*Written request*:
From the entries below, work out the number of lines that hold the word "ylabel", and give that number alone.

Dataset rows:

---

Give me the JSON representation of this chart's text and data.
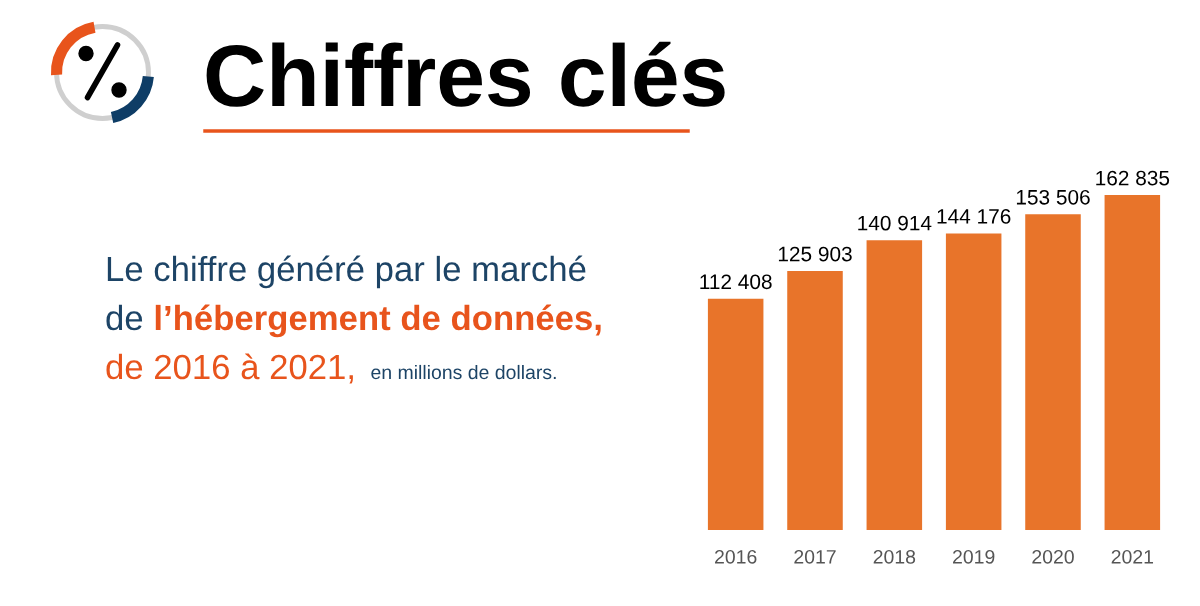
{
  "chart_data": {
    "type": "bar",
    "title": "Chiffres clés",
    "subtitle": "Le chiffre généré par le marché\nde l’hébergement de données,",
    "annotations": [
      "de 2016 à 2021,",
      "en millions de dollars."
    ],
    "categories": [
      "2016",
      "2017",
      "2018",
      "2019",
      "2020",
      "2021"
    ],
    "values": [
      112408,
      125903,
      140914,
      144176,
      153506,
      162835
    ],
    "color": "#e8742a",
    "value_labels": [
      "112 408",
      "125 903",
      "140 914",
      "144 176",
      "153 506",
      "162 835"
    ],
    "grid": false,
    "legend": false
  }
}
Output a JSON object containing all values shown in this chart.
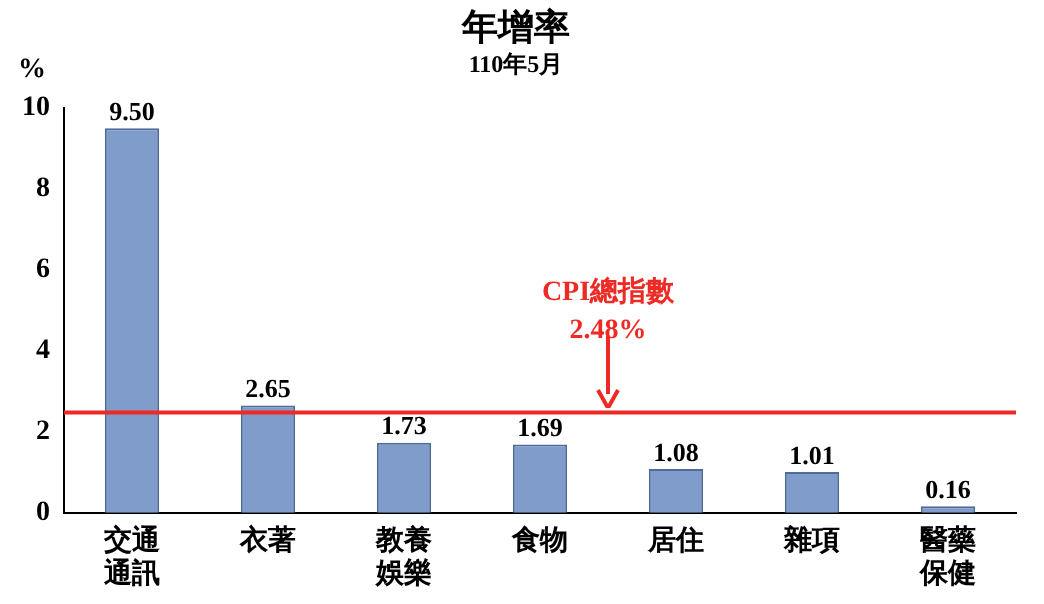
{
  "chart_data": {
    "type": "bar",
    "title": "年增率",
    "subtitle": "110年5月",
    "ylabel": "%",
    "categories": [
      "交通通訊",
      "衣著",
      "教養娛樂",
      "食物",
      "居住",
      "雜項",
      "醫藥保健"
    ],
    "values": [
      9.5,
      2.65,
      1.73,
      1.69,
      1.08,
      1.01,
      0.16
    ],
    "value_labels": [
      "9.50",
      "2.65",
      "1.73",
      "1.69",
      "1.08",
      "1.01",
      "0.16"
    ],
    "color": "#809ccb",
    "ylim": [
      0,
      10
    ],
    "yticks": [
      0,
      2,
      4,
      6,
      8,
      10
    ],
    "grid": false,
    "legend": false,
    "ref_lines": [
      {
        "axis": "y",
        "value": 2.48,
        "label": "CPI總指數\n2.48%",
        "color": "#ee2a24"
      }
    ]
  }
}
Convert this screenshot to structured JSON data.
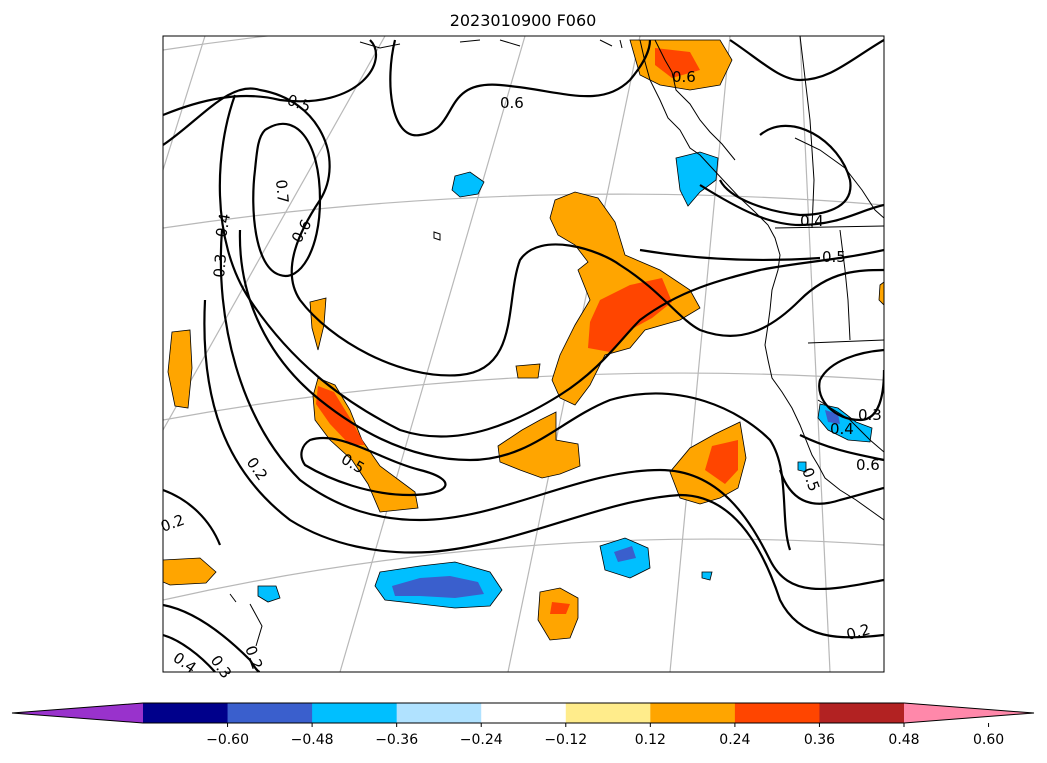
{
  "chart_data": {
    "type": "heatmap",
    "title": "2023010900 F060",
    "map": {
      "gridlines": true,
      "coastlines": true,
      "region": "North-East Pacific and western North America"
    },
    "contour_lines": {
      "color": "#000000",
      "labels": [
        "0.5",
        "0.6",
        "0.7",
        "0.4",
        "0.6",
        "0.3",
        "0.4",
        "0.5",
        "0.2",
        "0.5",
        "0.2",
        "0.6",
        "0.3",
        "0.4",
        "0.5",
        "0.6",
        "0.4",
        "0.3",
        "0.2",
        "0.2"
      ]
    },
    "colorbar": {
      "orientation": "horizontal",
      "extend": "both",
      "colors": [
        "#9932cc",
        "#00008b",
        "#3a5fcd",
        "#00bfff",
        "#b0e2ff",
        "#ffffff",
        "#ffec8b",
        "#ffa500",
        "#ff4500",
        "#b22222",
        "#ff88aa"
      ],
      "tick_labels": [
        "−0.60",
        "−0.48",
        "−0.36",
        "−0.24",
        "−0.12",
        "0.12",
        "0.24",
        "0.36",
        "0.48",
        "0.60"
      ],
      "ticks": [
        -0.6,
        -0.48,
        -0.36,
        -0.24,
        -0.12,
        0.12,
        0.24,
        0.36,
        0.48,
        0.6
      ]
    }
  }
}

---

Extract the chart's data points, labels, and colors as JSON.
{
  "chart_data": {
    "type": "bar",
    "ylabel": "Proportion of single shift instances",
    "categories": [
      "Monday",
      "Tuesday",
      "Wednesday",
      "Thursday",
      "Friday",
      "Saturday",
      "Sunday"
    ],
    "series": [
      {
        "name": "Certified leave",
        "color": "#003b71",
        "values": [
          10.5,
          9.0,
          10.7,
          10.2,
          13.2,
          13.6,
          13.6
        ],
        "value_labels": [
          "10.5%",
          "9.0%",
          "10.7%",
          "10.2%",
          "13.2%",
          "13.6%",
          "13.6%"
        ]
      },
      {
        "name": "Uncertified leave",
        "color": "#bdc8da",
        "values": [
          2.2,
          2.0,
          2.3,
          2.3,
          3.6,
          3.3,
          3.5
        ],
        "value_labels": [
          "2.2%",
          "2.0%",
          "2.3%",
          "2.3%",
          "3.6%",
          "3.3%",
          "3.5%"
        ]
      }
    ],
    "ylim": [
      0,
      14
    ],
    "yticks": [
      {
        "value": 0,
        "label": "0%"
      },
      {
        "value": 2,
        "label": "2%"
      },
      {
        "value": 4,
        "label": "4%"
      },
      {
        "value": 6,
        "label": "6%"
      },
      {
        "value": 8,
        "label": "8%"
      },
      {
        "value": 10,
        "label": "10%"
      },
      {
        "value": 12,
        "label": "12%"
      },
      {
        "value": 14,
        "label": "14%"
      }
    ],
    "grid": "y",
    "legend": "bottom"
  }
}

---

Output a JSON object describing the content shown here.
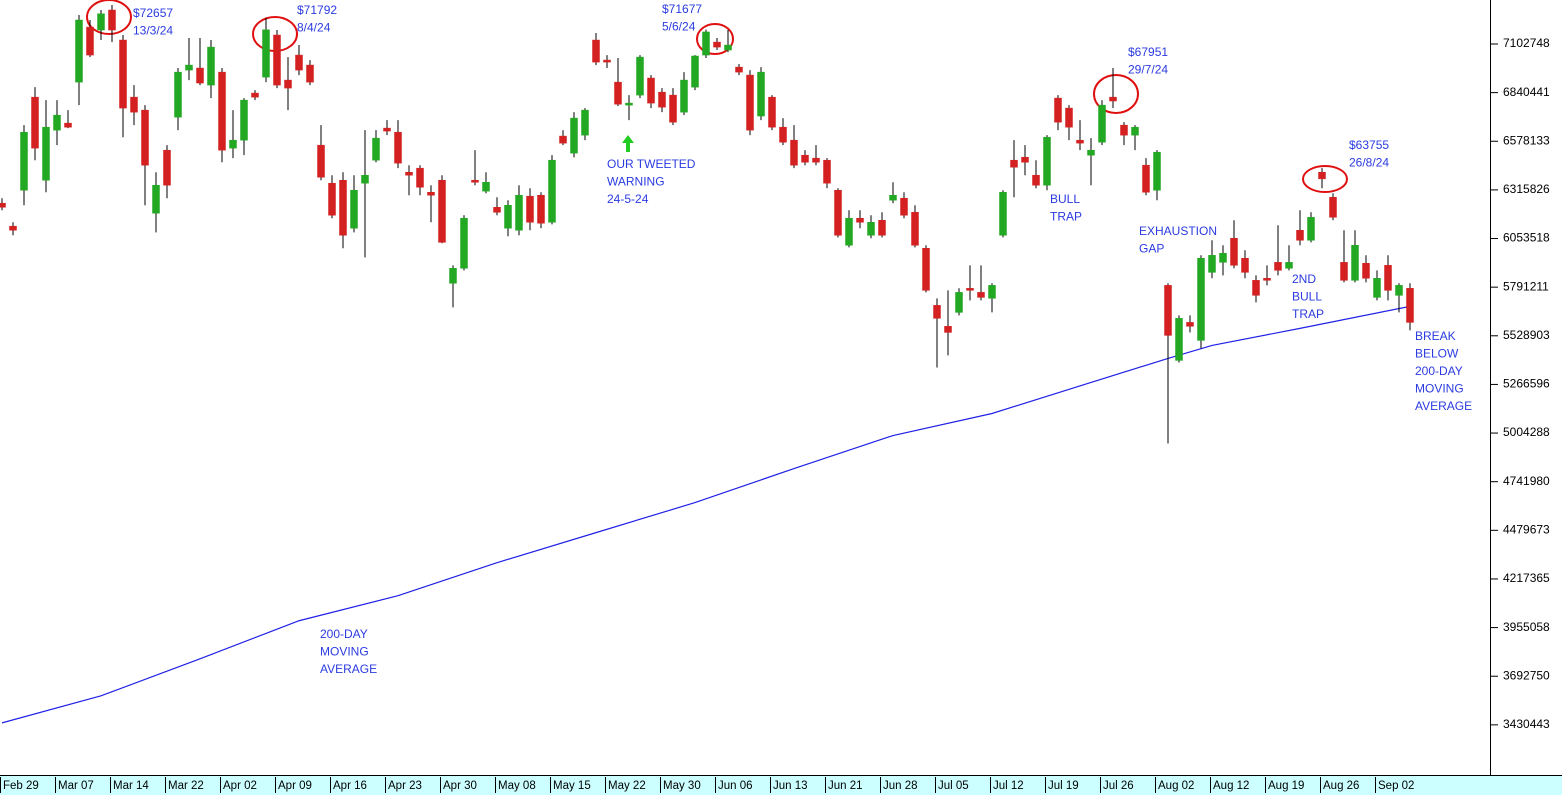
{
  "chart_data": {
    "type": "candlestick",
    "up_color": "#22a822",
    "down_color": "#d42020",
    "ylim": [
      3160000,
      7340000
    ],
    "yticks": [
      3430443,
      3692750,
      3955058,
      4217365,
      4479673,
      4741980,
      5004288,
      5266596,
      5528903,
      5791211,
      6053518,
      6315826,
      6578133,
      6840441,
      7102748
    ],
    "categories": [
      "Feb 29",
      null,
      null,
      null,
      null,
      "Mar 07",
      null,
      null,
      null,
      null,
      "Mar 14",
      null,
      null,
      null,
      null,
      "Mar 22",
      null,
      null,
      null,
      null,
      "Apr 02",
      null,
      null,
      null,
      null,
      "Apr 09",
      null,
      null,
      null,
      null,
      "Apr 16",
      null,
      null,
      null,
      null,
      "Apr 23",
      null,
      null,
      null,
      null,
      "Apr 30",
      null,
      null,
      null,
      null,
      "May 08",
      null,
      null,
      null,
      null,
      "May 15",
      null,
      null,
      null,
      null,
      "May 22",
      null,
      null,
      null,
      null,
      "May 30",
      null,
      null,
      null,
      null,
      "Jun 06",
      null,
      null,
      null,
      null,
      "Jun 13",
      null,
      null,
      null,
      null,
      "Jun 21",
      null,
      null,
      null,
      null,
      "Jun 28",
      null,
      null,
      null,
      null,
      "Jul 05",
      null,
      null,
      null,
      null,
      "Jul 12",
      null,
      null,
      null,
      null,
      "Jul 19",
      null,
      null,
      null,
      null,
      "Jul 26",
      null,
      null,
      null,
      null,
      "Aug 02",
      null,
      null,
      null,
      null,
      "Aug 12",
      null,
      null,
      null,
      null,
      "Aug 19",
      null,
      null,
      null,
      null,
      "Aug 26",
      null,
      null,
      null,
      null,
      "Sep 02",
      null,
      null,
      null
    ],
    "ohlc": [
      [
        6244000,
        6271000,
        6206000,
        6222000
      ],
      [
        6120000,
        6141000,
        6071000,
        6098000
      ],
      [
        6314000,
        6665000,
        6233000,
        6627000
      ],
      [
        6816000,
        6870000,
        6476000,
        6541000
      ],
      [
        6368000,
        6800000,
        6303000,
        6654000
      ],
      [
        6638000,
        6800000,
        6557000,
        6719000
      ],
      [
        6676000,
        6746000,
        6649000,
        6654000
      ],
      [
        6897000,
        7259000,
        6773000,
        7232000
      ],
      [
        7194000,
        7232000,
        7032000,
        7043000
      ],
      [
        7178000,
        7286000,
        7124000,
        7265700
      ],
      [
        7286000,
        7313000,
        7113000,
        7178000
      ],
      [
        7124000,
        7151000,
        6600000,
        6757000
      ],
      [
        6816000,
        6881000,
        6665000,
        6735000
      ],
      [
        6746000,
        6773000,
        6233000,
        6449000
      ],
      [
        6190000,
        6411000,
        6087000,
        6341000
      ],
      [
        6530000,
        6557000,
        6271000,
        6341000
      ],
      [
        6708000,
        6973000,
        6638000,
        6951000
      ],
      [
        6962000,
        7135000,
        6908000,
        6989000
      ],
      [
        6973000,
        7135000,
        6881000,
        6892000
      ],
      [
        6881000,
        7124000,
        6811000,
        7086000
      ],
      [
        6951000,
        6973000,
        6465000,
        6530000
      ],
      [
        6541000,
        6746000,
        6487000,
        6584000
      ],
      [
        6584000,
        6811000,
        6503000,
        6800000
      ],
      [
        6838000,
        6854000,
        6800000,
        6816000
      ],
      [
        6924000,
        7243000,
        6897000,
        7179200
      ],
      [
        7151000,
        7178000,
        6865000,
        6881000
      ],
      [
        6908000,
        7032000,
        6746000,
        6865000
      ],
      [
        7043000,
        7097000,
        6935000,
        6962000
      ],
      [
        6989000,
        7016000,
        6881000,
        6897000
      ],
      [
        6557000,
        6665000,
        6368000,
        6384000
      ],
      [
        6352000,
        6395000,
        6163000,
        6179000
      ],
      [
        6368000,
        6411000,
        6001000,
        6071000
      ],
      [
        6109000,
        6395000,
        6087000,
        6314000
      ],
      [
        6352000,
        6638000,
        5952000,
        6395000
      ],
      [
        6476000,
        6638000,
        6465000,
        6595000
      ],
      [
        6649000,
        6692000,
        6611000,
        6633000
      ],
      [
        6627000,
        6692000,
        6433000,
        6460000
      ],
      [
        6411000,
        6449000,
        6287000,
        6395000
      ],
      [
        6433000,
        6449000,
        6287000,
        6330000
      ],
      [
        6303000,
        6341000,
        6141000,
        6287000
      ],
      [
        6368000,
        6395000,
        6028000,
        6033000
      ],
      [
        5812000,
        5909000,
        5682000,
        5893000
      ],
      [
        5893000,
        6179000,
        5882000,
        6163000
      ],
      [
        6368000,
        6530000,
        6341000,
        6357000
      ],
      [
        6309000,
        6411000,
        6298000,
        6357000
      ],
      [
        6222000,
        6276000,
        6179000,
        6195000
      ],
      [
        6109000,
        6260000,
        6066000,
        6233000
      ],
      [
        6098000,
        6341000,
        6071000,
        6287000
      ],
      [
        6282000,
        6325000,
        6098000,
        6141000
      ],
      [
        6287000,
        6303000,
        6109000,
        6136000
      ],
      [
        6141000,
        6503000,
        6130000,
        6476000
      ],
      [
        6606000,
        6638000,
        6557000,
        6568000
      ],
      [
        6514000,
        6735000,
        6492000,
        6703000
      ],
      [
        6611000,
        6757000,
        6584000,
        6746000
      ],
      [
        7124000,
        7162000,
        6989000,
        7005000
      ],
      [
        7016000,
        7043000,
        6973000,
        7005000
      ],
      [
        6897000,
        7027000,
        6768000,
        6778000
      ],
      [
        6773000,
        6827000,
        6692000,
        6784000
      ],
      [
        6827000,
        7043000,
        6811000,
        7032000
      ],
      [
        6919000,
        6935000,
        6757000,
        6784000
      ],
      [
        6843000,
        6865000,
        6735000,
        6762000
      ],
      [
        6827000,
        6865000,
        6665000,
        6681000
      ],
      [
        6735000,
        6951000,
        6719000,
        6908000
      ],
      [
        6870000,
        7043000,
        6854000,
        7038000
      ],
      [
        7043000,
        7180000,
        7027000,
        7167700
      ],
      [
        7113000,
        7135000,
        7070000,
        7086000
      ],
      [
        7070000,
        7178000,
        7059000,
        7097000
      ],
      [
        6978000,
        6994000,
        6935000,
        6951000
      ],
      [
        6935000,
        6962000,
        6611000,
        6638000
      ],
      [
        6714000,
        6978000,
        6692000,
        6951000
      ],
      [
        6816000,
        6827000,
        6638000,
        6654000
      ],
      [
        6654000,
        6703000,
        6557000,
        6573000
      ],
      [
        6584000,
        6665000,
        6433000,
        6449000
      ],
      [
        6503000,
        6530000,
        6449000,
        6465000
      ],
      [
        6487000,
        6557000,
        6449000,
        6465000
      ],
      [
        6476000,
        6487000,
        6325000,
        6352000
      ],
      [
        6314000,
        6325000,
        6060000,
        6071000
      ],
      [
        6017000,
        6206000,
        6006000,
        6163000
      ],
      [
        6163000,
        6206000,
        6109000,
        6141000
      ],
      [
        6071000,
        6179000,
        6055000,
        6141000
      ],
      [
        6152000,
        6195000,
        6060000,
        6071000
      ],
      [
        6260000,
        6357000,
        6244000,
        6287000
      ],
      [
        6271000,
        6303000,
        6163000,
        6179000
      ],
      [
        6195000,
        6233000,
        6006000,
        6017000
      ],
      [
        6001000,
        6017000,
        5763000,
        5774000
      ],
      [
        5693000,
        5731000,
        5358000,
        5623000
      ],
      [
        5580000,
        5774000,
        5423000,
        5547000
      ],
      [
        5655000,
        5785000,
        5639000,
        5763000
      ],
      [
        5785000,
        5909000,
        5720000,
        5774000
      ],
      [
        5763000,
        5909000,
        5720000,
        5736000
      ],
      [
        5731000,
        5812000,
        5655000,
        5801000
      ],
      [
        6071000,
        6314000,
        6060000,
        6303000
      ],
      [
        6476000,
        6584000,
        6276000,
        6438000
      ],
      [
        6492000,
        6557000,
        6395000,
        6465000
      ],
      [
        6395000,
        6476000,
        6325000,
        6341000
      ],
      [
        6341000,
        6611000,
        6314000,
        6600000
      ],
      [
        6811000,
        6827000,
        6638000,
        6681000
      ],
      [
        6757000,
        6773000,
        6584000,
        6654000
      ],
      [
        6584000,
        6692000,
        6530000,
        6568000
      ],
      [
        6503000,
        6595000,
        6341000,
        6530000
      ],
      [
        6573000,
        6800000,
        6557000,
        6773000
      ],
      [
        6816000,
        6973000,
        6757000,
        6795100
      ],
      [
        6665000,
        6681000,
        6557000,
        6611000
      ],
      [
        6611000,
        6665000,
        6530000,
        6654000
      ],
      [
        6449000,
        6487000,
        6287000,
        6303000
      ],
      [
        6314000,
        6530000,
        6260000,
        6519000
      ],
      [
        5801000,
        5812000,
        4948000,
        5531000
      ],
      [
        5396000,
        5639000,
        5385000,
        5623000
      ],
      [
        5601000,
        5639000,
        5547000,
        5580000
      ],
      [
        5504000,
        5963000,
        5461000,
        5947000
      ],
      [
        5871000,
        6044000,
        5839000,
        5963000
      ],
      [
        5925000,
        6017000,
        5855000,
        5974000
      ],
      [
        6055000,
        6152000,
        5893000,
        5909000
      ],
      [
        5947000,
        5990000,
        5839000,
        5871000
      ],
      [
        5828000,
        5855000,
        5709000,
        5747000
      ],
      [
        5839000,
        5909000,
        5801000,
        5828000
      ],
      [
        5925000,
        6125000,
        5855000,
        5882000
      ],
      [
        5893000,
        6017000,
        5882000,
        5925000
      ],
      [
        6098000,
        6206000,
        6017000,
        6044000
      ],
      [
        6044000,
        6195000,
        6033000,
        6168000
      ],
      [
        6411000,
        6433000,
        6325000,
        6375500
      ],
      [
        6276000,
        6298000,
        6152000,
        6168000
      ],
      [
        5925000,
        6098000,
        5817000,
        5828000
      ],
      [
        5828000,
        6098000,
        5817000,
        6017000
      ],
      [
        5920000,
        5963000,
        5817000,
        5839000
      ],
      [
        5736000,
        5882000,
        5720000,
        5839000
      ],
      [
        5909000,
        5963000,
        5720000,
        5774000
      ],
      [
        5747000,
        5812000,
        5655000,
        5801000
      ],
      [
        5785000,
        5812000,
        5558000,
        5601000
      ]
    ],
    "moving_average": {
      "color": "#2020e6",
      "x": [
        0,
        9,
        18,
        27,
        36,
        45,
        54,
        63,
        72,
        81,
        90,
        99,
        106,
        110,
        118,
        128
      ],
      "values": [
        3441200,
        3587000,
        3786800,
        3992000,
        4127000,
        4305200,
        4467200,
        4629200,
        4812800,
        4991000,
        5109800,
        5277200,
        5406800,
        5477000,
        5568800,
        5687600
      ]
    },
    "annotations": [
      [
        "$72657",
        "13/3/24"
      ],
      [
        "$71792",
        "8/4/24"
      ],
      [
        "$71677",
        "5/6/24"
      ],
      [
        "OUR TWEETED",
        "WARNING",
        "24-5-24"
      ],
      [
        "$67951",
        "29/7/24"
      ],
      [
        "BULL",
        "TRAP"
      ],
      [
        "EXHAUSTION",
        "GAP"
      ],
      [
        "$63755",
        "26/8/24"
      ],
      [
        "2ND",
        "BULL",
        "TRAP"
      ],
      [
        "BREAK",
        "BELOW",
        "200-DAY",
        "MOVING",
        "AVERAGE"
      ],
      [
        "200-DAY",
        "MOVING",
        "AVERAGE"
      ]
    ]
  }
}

---

*Exercise result*:
2